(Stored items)
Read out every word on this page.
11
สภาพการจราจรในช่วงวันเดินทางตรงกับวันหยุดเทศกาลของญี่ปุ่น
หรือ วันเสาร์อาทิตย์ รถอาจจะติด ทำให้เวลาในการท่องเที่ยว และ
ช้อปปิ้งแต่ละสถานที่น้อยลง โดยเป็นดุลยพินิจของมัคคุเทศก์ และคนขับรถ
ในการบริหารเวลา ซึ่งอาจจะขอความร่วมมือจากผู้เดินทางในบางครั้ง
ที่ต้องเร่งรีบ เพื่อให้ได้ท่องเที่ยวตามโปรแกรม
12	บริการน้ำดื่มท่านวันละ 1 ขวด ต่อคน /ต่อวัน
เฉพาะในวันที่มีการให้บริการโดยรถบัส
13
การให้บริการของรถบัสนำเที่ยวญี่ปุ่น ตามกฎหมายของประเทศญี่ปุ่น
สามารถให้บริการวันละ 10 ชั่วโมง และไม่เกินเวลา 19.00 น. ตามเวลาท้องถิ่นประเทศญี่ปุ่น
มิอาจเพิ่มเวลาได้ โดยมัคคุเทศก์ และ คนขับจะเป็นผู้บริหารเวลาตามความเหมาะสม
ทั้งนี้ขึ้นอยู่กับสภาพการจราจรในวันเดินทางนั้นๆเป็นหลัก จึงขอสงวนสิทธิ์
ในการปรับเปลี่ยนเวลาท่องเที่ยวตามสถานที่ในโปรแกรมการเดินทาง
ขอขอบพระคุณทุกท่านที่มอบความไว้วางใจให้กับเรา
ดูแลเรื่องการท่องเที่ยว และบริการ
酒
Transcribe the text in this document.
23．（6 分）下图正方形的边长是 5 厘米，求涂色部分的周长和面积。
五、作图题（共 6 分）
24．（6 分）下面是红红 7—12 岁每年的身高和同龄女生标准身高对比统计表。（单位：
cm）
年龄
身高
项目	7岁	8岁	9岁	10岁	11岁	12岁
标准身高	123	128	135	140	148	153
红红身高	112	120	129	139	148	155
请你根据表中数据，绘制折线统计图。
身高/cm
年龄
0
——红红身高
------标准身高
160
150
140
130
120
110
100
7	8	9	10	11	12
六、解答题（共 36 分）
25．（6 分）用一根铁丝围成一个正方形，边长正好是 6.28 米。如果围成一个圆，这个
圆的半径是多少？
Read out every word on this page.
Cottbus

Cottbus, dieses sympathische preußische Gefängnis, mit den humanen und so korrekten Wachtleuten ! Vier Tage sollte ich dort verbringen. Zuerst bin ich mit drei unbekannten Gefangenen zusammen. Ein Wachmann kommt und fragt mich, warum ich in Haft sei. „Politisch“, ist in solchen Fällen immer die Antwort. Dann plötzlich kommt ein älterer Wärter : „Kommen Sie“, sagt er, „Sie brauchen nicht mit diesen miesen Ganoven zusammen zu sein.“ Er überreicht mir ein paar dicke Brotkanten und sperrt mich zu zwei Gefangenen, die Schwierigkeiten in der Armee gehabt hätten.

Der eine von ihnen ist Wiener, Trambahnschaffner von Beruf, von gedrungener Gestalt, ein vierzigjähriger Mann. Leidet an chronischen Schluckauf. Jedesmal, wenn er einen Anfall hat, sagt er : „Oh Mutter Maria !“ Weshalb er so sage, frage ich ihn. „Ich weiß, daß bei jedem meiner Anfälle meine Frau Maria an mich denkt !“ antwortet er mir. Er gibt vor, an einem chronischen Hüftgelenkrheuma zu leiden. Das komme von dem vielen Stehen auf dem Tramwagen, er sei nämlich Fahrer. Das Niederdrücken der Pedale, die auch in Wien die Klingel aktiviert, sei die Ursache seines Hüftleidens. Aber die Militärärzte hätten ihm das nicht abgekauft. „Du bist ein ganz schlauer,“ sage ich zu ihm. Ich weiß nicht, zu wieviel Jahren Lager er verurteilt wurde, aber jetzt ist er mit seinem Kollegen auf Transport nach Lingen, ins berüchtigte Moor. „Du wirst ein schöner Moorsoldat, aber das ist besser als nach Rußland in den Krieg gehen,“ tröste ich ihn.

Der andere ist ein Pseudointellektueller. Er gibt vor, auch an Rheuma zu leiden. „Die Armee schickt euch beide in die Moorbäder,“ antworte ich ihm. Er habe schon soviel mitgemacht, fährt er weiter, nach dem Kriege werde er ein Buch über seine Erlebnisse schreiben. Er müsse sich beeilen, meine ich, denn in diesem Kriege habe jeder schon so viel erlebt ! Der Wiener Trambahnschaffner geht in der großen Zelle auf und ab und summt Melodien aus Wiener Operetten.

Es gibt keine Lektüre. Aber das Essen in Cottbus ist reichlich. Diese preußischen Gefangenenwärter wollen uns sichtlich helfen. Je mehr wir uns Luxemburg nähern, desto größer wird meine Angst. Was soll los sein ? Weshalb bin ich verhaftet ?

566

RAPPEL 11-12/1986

SHORT EXERCISE
Write an exact transcription of every entry above.

EXERCISE SOLUTION
Read out every word on this page.
11
สภาพการจราจรในช่วงวันเดินทางตรงกับวันหยุดเทศกาลของญี่ปุ่น
หรือ วันเสาร์อาทิตย์ รถอาจจะติด ทำให้เวลาในการท่องเที่ยว และ
ช้อปปิ้งแต่ละสถานที่น้อยลง โดยเป็นดุลยพินิจของมัคคุเทศก์ และคนขับรถ
ในการบริหารเวลา ซึ่งอาจจะขอความร่วมมือจากผู้เดินทางในบางครั้ง
ที่ต้องเร่งรีบ เพื่อให้ได้ท่องเที่ยวตามโปรแกรม
12	บริการน้ำดื่มท่านวันละ 1 ขวด ต่อคน /ต่อวัน
เฉพาะในวันที่มีการให้บริการโดยรถบัส
13
การให้บริการของรถบัสนำเที่ยวญี่ปุ่น ตามกฎหมายของประเทศญี่ปุ่น
สามารถให้บริการวันละ 10 ชั่วโมง และไม่เกินเวลา 19.00 น. ตามเวลาท้องถิ่นประเทศญี่ปุ่น
มิอาจเพิ่มเวลาได้ โดยมัคคุเทศก์ และ คนขับจะเป็นผู้บริหารเวลาตามความเหมาะสม
ทั้งนี้ขึ้นอยู่กับสภาพการจราจรในวันเดินทางนั้นๆเป็นหลัก จึงขอสงวนสิทธิ์
ในการปรับเปลี่ยนเวลาท่องเที่ยวตามสถานที่ในโปรแกรมการเดินทาง
ขอขอบพระคุณทุกท่านที่มอบความไว้วางใจให้กับเรา
ดูแลเรื่องการท่องเที่ยว และบริการ
酒
Transcribe the text in this document.
23．（6 分）下图正方形的边长是 5 厘米，求涂色部分的周长和面积。
五、作图题（共 6 分）
24．（6 分）下面是红红 7—12 岁每年的身高和同龄女生标准身高对比统计表。（单位：
cm）
年龄
身高
项目	7岁	8岁	9岁	10岁	11岁	12岁
标准身高	123	128	135	140	148	153
红红身高	112	120	129	139	148	155
请你根据表中数据，绘制折线统计图。
身高/cm
年龄
0
——红红身高
------标准身高
160
150
140
130
120
110
100
7	8	9	10	11	12
六、解答题（共 36 分）
25．（6 分）用一根铁丝围成一个正方形，边长正好是 6.28 米。如果围成一个圆，这个
圆的半径是多少？
Read out every word on this page.
Cottbus

Cottbus, dieses sympathische preußische Gefängnis, mit den humanen und so korrekten Wachtleuten ! Vier Tage sollte ich dort verbringen. Zuerst bin ich mit drei unbekannten Gefangenen zusammen. Ein Wachmann kommt und fragt mich, warum ich in Haft sei. „Politisch“, ist in solchen Fällen immer die Antwort. Dann plötzlich kommt ein älterer Wärter : „Kommen Sie“, sagt er, „Sie brauchen nicht mit diesen miesen Ganoven zusammen zu sein.“ Er überreicht mir ein paar dicke Brotkanten und sperrt mich zu zwei Gefangenen, die Schwierigkeiten in der Armee gehabt hätten.

Der eine von ihnen ist Wiener, Trambahnschaffner von Beruf, von gedrungener Gestalt, ein vierzigjähriger Mann. Leidet an chronischen Schluckauf. Jedesmal, wenn er einen Anfall hat, sagt er : „Oh Mutter Maria !“ Weshalb er so sage, frage ich ihn. „Ich weiß, daß bei jedem meiner Anfälle meine Frau Maria an mich denkt !“ antwortet er mir. Er gibt vor, an einem chronischen Hüftgelenkrheuma zu leiden. Das komme von dem vielen Stehen auf dem Tramwagen, er sei nämlich Fahrer. Das Niederdrücken der Pedale, die auch in Wien die Klingel aktiviert, sei die Ursache seines Hüftleidens. Aber die Militärärzte hätten ihm das nicht abgekauft. „Du bist ein ganz schlauer,“ sage ich zu ihm. Ich weiß nicht, zu wieviel Jahren Lager er verurteilt wurde, aber jetzt ist er mit seinem Kollegen auf Transport nach Lingen, ins berüchtigte Moor. „Du wirst ein schöner Moorsoldat, aber das ist besser als nach Rußland in den Krieg gehen,“ tröste ich ihn.

Der andere ist ein Pseudointellektueller. Er gibt vor, auch an Rheuma zu leiden. „Die Armee schickt euch beide in die Moorbäder,“ antworte ich ihm. Er habe schon soviel mitgemacht, fährt er weiter, nach dem Kriege werde er ein Buch über seine Erlebnisse schreiben. Er müsse sich beeilen, meine ich, denn in diesem Kriege habe jeder schon so viel erlebt ! Der Wiener Trambahnschaffner geht in der großen Zelle auf und ab und summt Melodien aus Wiener Operetten.

Es gibt keine Lektüre. Aber das Essen in Cottbus ist reichlich. Diese preußischen Gefangenenwärter wollen uns sichtlich helfen. Je mehr wir uns Luxemburg nähern, desto größer wird meine Angst. Was soll los sein ? Weshalb bin ich verhaftet ?

566

RAPPEL 11-12/1986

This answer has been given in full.